• [Zu erledigende Aufgaben]
• a. Aktualisiere die Filmkritik zu „Junta“ im Abschnitt von „Es braucht nicht“ bis einschließlich „über die Folter.“. Gib diesen Abschnitt wieder und setze dabei „Kapuze“ anstelle von „Augenbinde“.
• b. Schreibe die Filmkritik zu „Junta“ weiter, und zwar im Anschluss an ihren letzten Satz.

• [Lesetext]
'''

Die Folterer benutzen eine Stechuhr

Das schwerste aller Themen: Marco Bechis’ Spielfilm „Junta“ versucht zu schildern, was zu Zeiten der Militärdiktatur in argentinischen Folterkellern geschah. Er tut das mit nüchternem Blick und erreicht dadurch Momente der Klarheit

Es braucht nicht viel, um die Siebzigerjahre wiederauferstehen zu lassen. Für ein Revival der anderen Art genügt ein Sack über dem Kopf, wahlweise eine Augenbinde. Menschen werden auf offener Straße gekidnappt, im Auto wird der Kopf nach unten gedrückt, damit man sie nicht sieht. Mutmaßliche Widerständler flüstern Sätze wie „Ich will nicht wissen, wo du wohnst“. Es sind Bilder einer heimlichen, erbärmlich primitiven Diktatur, wie es sie damals zu dutzenden gab. Der argentinische Regisseur Marco Bechis ruft sie jetzt wieder hervor. „Junta“, bereits vor vier Jahren gedreht, ist den 30.000 Menschen gewidmet, die man seit dem Ende der Militärdiktatur als „Desaparecidos“ bezeichnet, als „Verschwundene“. Es ist ein Film über die Folter.

'''

• [Verfügbare Daten]

'''

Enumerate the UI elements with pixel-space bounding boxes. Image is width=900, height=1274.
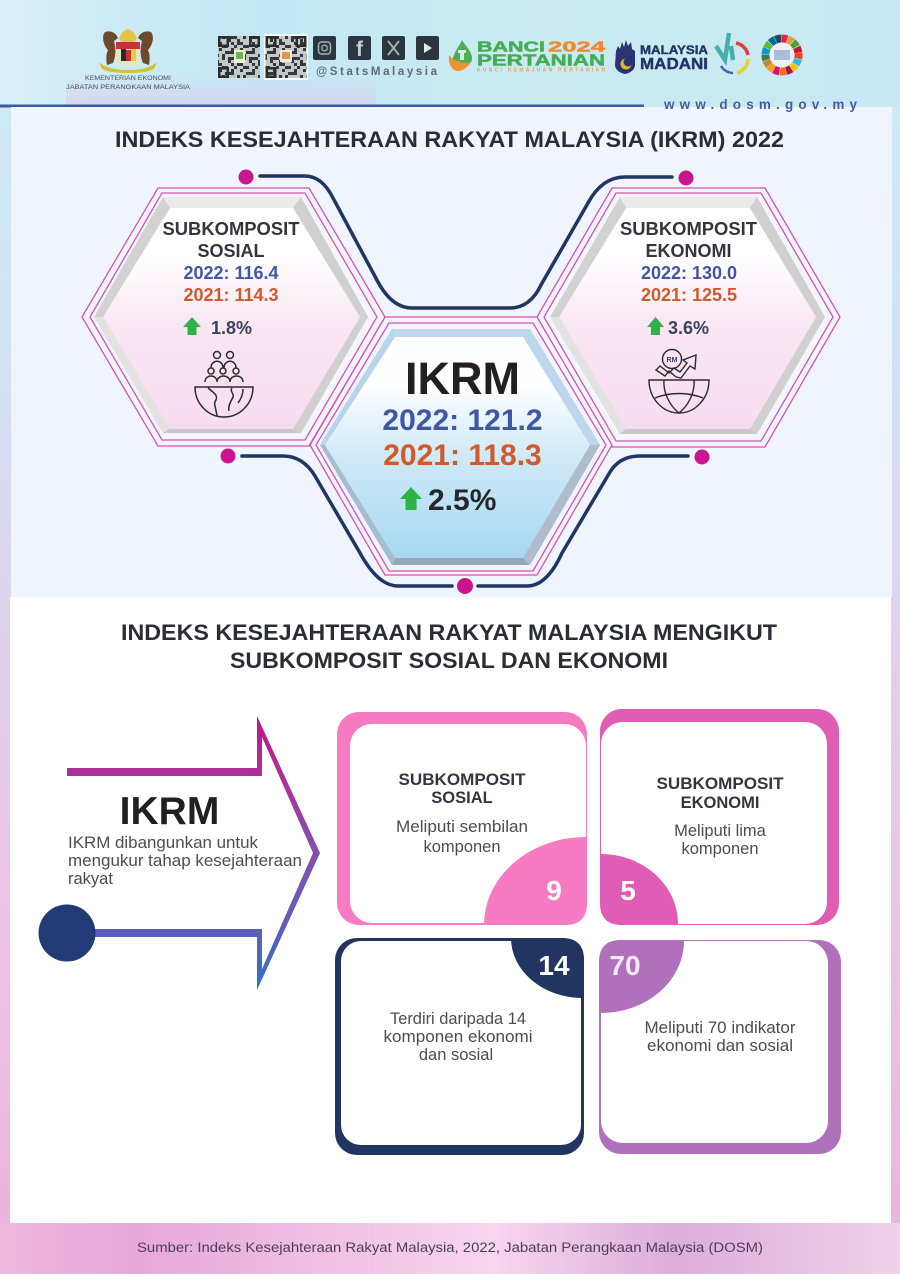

'''

• [Antworten]
• a.
Es braucht nicht viel, um die Siebzigerjahre wiederauferstehen zu lassen. Für ein Revival der anderen Art genügt ein Sack über dem Kopf, wahlweise eine Kapuze. Menschen werden auf offener Straße gekidnappt, im Auto wird der Kopf nach unten gedrückt, damit man sie nicht sieht. Mutmaßliche Widerständler flüstern Sätze wie „Ich will nicht wissen, wo du wohnst“. Es sind Bilder einer heimlichen, erbärmlich primitiven Diktatur, wie es sie damals zu dutzenden gab. Der argentinische Regisseur Marco Bechis ruft sie jetzt wieder hervor. „Junta“, bereits vor vier Jahren gedreht, ist den 30.000 Menschen gewidmet, die man seit dem Ende der Militärdiktatur als „Desaparecidos“ bezeichnet, als „Verschwundene“. Es ist ein Film über die Folter.

• b.
Gefoltert wird im unterirdischen Teil einer Autowerkstatt namens „Garage Olimpo“ in Buenos Aires. Nur eine Stahltür trennt die belebte Straße von dem, was hier mit Maria (Antonella Costa) gemacht wird. Die Studentin wird ohne Nachricht nach draußen festgehalten und mit Stromstößen traktiert. Ihr Folterer Felix ist der Untermieter ihrer Mutter und ein bisschen in sie verliebt, aber wer hier wen foltert und was dabei herauskommen soll, ist im Grunde unerheblich. Was zählt, ist die Angst, der Schmerz, der Schmutz und die Zeit, die verrinnt. Die Folterer haben eine Stechuhr.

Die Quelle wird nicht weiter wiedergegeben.